WHAT YOU HAVE TO DO -
Copy exactly, and only, the lines from the one with "Read all visible content and emit it as JSON." to the end of the listing; omit pictures.

TASK MATERIAL -
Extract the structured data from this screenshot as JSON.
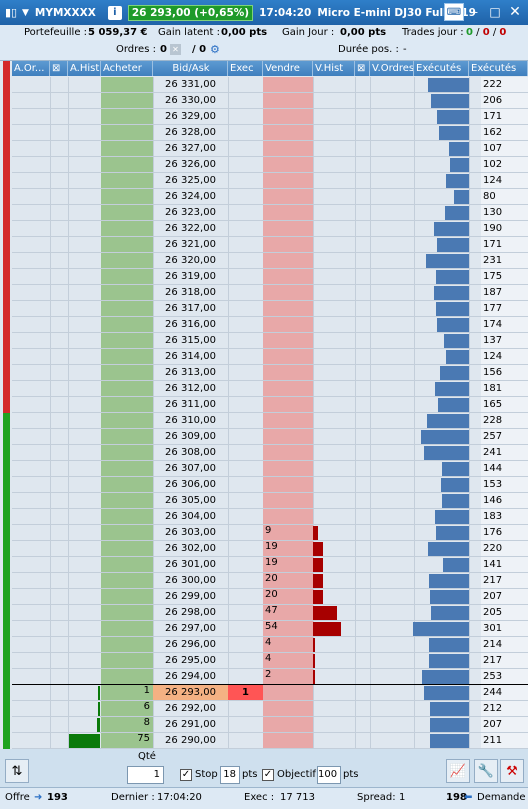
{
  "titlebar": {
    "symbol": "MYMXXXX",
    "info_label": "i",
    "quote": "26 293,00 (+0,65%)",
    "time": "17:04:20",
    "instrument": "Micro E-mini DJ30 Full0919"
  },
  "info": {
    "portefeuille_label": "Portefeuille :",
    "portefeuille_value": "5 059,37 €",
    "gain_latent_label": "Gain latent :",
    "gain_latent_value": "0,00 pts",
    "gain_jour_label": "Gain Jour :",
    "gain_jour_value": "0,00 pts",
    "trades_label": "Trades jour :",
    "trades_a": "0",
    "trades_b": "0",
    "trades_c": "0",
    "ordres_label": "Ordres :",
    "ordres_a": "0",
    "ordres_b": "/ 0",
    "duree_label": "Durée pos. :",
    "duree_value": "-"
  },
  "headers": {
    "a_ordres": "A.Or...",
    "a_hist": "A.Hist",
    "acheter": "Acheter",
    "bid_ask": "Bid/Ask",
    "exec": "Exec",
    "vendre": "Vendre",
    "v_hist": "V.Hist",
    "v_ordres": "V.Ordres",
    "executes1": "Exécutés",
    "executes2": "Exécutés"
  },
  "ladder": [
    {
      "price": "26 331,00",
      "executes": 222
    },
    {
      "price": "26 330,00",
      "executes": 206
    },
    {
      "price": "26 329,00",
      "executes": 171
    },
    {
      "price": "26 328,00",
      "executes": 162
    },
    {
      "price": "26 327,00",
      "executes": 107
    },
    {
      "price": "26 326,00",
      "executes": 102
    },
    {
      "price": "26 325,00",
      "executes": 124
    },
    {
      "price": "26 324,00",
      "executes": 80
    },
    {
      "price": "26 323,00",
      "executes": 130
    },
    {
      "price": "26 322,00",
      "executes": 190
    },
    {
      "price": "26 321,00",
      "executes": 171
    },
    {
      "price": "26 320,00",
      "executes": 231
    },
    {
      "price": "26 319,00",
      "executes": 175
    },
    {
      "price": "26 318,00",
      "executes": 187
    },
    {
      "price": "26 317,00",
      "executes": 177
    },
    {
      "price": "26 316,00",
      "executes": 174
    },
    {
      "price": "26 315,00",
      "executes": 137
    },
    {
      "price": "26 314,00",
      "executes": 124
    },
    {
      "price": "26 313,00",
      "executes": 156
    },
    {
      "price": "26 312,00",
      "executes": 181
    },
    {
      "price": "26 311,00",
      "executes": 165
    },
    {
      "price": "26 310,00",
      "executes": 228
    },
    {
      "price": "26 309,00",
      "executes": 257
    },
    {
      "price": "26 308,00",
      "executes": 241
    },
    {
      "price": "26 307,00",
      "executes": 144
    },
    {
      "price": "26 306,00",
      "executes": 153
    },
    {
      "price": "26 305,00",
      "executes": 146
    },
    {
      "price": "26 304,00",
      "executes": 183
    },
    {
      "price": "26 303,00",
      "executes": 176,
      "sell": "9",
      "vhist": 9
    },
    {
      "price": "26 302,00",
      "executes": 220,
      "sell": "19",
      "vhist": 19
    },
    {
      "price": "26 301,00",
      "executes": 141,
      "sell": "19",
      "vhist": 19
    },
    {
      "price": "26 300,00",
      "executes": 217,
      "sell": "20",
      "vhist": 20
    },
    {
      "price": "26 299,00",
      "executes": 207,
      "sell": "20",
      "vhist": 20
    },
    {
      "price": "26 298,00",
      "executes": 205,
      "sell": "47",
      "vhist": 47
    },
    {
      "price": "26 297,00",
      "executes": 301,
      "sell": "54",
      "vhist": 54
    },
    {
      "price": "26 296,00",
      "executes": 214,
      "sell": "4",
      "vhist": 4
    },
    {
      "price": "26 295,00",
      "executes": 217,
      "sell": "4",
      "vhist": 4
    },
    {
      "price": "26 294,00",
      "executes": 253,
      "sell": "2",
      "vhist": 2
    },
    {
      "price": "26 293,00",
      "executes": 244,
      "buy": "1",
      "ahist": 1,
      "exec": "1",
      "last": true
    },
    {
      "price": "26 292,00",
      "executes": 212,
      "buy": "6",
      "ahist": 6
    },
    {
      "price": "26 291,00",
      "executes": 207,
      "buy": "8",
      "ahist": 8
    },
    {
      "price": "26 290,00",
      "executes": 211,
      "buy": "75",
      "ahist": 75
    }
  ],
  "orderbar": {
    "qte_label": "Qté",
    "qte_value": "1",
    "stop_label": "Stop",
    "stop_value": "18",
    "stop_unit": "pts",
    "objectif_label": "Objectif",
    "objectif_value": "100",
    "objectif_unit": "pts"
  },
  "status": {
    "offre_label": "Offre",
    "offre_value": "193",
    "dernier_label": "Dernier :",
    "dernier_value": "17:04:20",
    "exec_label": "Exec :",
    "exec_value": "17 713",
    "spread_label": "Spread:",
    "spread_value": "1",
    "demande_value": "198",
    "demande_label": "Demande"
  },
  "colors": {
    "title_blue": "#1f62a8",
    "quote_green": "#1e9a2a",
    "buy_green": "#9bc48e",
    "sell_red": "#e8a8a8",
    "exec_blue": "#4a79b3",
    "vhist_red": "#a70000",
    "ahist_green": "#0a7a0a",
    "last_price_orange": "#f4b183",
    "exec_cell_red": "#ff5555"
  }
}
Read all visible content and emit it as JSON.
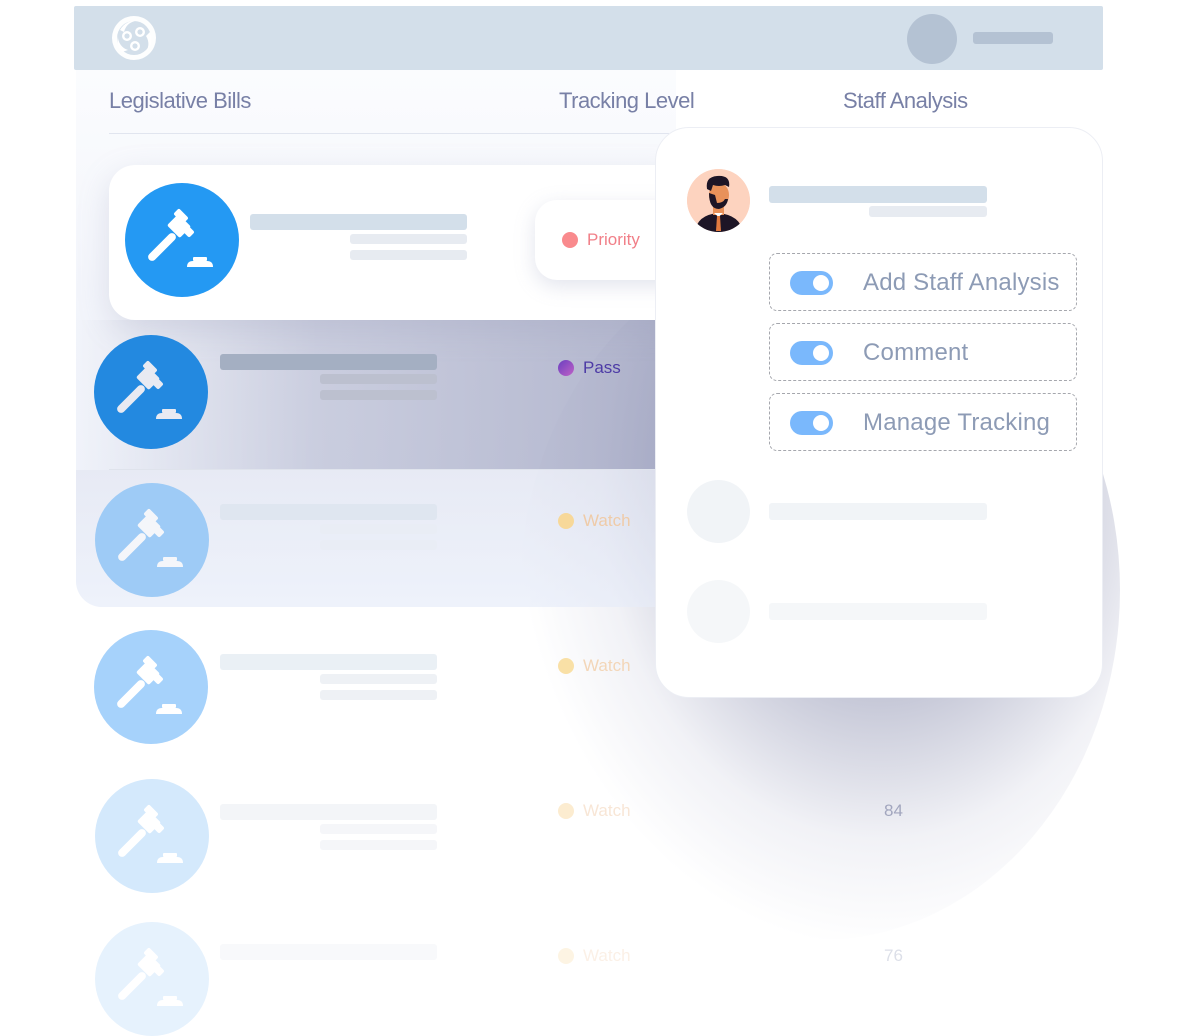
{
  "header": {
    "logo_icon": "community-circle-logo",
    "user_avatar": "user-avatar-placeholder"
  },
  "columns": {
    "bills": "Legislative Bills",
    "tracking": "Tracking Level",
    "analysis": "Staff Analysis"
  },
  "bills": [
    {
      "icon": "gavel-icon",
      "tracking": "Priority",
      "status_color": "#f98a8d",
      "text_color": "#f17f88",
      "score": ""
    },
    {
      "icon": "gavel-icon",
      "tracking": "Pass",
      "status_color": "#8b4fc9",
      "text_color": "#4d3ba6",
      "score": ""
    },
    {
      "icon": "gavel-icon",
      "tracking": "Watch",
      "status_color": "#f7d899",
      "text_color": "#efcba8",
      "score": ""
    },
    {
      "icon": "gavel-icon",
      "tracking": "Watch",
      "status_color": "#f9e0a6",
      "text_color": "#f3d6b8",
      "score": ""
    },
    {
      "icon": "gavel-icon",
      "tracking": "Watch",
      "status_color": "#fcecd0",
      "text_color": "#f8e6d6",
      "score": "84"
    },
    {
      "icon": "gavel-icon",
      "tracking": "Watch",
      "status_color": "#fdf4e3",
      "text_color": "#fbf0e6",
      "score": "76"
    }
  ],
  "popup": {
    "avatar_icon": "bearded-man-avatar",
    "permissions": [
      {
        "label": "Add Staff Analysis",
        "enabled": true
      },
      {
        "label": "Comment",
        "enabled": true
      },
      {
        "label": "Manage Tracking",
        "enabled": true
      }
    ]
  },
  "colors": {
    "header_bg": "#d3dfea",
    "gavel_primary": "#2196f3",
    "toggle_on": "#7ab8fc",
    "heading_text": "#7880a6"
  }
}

ANSWER TO THE TASK -
Read all visible content and emit it as JSON.
{
  "header": {
    "logo_icon": "community-circle-logo",
    "user_avatar": "user-avatar-placeholder"
  },
  "columns": {
    "bills": "Legislative Bills",
    "tracking": "Tracking Level",
    "analysis": "Staff Analysis"
  },
  "bills": [
    {
      "icon": "gavel-icon",
      "tracking": "Priority",
      "status_color": "#f98a8d",
      "text_color": "#f17f88",
      "score": ""
    },
    {
      "icon": "gavel-icon",
      "tracking": "Pass",
      "status_color": "#8b4fc9",
      "text_color": "#4d3ba6",
      "score": ""
    },
    {
      "icon": "gavel-icon",
      "tracking": "Watch",
      "status_color": "#f7d899",
      "text_color": "#efcba8",
      "score": ""
    },
    {
      "icon": "gavel-icon",
      "tracking": "Watch",
      "status_color": "#f9e0a6",
      "text_color": "#f3d6b8",
      "score": ""
    },
    {
      "icon": "gavel-icon",
      "tracking": "Watch",
      "status_color": "#fcecd0",
      "text_color": "#f8e6d6",
      "score": "84"
    },
    {
      "icon": "gavel-icon",
      "tracking": "Watch",
      "status_color": "#fdf4e3",
      "text_color": "#fbf0e6",
      "score": "76"
    }
  ],
  "popup": {
    "avatar_icon": "bearded-man-avatar",
    "permissions": [
      {
        "label": "Add Staff Analysis",
        "enabled": true
      },
      {
        "label": "Comment",
        "enabled": true
      },
      {
        "label": "Manage Tracking",
        "enabled": true
      }
    ]
  },
  "colors": {
    "header_bg": "#d3dfea",
    "gavel_primary": "#2196f3",
    "toggle_on": "#7ab8fc",
    "heading_text": "#7880a6"
  }
}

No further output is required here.